**What is expected**
Extract the listing below in full, unchanged.

◇ ◇ ◇ ◇ ◇ ◇ ◇

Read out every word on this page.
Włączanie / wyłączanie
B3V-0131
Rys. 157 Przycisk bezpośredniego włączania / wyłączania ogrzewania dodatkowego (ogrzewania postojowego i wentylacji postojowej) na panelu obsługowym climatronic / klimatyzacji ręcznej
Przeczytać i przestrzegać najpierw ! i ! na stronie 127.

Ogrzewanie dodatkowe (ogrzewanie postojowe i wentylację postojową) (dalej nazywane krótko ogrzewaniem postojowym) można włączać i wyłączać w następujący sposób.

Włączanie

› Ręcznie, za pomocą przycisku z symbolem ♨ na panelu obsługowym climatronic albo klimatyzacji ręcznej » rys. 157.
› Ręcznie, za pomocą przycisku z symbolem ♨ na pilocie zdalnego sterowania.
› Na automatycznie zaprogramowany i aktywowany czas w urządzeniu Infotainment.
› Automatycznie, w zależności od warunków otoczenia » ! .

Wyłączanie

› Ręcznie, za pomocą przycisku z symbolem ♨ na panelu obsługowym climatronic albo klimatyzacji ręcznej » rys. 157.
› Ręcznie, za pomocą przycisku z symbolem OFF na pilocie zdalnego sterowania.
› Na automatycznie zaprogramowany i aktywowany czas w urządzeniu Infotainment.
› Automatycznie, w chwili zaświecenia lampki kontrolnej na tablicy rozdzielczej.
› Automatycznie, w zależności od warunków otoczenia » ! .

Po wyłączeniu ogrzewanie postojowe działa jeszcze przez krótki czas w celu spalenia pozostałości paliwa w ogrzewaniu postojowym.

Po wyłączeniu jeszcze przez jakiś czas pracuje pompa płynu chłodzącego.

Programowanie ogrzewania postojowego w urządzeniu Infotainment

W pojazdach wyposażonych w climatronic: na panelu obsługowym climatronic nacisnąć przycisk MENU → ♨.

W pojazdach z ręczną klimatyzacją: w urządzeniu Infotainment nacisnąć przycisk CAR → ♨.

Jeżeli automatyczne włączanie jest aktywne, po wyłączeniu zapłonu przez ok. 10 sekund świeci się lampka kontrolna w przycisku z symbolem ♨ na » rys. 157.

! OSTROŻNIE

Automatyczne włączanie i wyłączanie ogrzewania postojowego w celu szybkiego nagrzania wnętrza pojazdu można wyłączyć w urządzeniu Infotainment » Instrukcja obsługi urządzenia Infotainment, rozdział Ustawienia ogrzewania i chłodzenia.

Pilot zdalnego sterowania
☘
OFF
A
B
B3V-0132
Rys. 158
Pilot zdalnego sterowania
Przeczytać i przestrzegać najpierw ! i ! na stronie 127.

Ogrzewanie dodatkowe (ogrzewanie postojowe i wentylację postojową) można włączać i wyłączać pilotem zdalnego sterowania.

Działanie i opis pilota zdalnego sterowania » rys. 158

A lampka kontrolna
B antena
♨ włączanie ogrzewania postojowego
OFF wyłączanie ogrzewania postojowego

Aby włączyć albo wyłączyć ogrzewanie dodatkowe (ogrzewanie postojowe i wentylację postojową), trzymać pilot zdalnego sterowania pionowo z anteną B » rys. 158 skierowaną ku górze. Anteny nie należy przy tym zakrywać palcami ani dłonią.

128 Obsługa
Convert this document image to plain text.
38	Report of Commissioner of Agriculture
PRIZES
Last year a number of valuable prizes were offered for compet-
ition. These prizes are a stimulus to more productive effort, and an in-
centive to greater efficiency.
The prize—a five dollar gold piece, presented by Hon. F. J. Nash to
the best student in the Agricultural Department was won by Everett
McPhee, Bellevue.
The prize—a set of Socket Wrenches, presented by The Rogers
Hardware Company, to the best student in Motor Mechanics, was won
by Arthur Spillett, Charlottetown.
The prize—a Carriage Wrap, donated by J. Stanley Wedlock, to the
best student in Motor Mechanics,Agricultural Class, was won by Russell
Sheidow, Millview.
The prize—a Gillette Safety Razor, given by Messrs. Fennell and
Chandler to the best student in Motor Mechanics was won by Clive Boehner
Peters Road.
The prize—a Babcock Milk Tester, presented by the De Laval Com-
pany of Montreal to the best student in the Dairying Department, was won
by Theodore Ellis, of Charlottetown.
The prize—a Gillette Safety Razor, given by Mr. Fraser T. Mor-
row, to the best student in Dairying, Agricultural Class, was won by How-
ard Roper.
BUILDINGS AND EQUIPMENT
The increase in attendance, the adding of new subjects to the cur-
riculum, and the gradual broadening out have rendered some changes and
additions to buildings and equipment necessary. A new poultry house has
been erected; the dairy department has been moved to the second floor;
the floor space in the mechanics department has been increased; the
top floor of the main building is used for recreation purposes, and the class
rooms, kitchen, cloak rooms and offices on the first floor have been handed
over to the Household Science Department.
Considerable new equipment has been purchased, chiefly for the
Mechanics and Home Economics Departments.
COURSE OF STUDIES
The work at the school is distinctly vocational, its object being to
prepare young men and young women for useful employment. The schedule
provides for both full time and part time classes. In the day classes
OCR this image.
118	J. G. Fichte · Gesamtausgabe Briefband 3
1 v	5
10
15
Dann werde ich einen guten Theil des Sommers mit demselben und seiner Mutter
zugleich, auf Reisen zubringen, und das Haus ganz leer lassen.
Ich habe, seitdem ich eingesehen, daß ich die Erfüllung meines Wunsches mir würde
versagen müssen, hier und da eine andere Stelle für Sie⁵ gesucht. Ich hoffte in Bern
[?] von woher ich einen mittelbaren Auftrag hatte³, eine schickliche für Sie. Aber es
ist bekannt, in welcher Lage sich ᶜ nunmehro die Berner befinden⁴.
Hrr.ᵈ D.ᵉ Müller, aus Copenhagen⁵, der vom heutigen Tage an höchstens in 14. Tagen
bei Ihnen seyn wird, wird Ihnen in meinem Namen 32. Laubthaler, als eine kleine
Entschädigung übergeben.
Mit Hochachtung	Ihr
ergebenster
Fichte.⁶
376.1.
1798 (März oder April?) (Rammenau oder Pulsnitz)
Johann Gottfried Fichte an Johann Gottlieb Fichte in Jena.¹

◇ ◇ ◇ ◇ ◇ ◇ ◇

**Full solution**
Read out every word on this page.
Włączanie / wyłączanie
B3V-0131
Rys. 157 Przycisk bezpośredniego włączania / wyłączania ogrzewania dodatkowego (ogrzewania postojowego i wentylacji postojowej) na panelu obsługowym climatronic / klimatyzacji ręcznej
Przeczytać i przestrzegać najpierw ! i ! na stronie 127.

Ogrzewanie dodatkowe (ogrzewanie postojowe i wentylację postojową) (dalej nazywane krótko ogrzewaniem postojowym) można włączać i wyłączać w następujący sposób.

Włączanie

› Ręcznie, za pomocą przycisku z symbolem ♨ na panelu obsługowym climatronic albo klimatyzacji ręcznej » rys. 157.
› Ręcznie, za pomocą przycisku z symbolem ♨ na pilocie zdalnego sterowania.
› Na automatycznie zaprogramowany i aktywowany czas w urządzeniu Infotainment.
› Automatycznie, w zależności od warunków otoczenia » ! .

Wyłączanie

› Ręcznie, za pomocą przycisku z symbolem ♨ na panelu obsługowym climatronic albo klimatyzacji ręcznej » rys. 157.
› Ręcznie, za pomocą przycisku z symbolem OFF na pilocie zdalnego sterowania.
› Na automatycznie zaprogramowany i aktywowany czas w urządzeniu Infotainment.
› Automatycznie, w chwili zaświecenia lampki kontrolnej na tablicy rozdzielczej.
› Automatycznie, w zależności od warunków otoczenia » ! .

Po wyłączeniu ogrzewanie postojowe działa jeszcze przez krótki czas w celu spalenia pozostałości paliwa w ogrzewaniu postojowym.

Po wyłączeniu jeszcze przez jakiś czas pracuje pompa płynu chłodzącego.

Programowanie ogrzewania postojowego w urządzeniu Infotainment

W pojazdach wyposażonych w climatronic: na panelu obsługowym climatronic nacisnąć przycisk MENU → ♨.

W pojazdach z ręczną klimatyzacją: w urządzeniu Infotainment nacisnąć przycisk CAR → ♨.

Jeżeli automatyczne włączanie jest aktywne, po wyłączeniu zapłonu przez ok. 10 sekund świeci się lampka kontrolna w przycisku z symbolem ♨ na » rys. 157.

! OSTROŻNIE

Automatyczne włączanie i wyłączanie ogrzewania postojowego w celu szybkiego nagrzania wnętrza pojazdu można wyłączyć w urządzeniu Infotainment » Instrukcja obsługi urządzenia Infotainment, rozdział Ustawienia ogrzewania i chłodzenia.

Pilot zdalnego sterowania
☘
OFF
A
B
B3V-0132
Rys. 158
Pilot zdalnego sterowania
Przeczytać i przestrzegać najpierw ! i ! na stronie 127.

Ogrzewanie dodatkowe (ogrzewanie postojowe i wentylację postojową) można włączać i wyłączać pilotem zdalnego sterowania.

Działanie i opis pilota zdalnego sterowania » rys. 158

A lampka kontrolna
B antena
♨ włączanie ogrzewania postojowego
OFF wyłączanie ogrzewania postojowego

Aby włączyć albo wyłączyć ogrzewanie dodatkowe (ogrzewanie postojowe i wentylację postojową), trzymać pilot zdalnego sterowania pionowo z anteną B » rys. 158 skierowaną ku górze. Anteny nie należy przy tym zakrywać palcami ani dłonią.

128 Obsługa
Convert this document image to plain text.
38	Report of Commissioner of Agriculture
PRIZES
Last year a number of valuable prizes were offered for compet-
ition. These prizes are a stimulus to more productive effort, and an in-
centive to greater efficiency.
The prize—a five dollar gold piece, presented by Hon. F. J. Nash to
the best student in the Agricultural Department was won by Everett
McPhee, Bellevue.
The prize—a set of Socket Wrenches, presented by The Rogers
Hardware Company, to the best student in Motor Mechanics, was won
by Arthur Spillett, Charlottetown.
The prize—a Carriage Wrap, donated by J. Stanley Wedlock, to the
best student in Motor Mechanics,Agricultural Class, was won by Russell
Sheidow, Millview.
The prize—a Gillette Safety Razor, given by Messrs. Fennell and
Chandler to the best student in Motor Mechanics was won by Clive Boehner
Peters Road.
The prize—a Babcock Milk Tester, presented by the De Laval Com-
pany of Montreal to the best student in the Dairying Department, was won
by Theodore Ellis, of Charlottetown.
The prize—a Gillette Safety Razor, given by Mr. Fraser T. Mor-
row, to the best student in Dairying, Agricultural Class, was won by How-
ard Roper.
BUILDINGS AND EQUIPMENT
The increase in attendance, the adding of new subjects to the cur-
riculum, and the gradual broadening out have rendered some changes and
additions to buildings and equipment necessary. A new poultry house has
been erected; the dairy department has been moved to the second floor;
the floor space in the mechanics department has been increased; the
top floor of the main building is used for recreation purposes, and the class
rooms, kitchen, cloak rooms and offices on the first floor have been handed
over to the Household Science Department.
Considerable new equipment has been purchased, chiefly for the
Mechanics and Home Economics Departments.
COURSE OF STUDIES
The work at the school is distinctly vocational, its object being to
prepare young men and young women for useful employment. The schedule
provides for both full time and part time classes. In the day classes
OCR this image.
118	J. G. Fichte · Gesamtausgabe Briefband 3
1 v	5
10
15
Dann werde ich einen guten Theil des Sommers mit demselben und seiner Mutter
zugleich, auf Reisen zubringen, und das Haus ganz leer lassen.
Ich habe, seitdem ich eingesehen, daß ich die Erfüllung meines Wunsches mir würde
versagen müssen, hier und da eine andere Stelle für Sie⁵ gesucht. Ich hoffte in Bern
[?] von woher ich einen mittelbaren Auftrag hatte³, eine schickliche für Sie. Aber es
ist bekannt, in welcher Lage sich ᶜ nunmehro die Berner befinden⁴.
Hrr.ᵈ D.ᵉ Müller, aus Copenhagen⁵, der vom heutigen Tage an höchstens in 14. Tagen
bei Ihnen seyn wird, wird Ihnen in meinem Namen 32. Laubthaler, als eine kleine
Entschädigung übergeben.
Mit Hochachtung	Ihr
ergebenster
Fichte.⁶
376.1.
1798 (März oder April?) (Rammenau oder Pulsnitz)
Johann Gottfried Fichte an Johann Gottlieb Fichte in Jena.¹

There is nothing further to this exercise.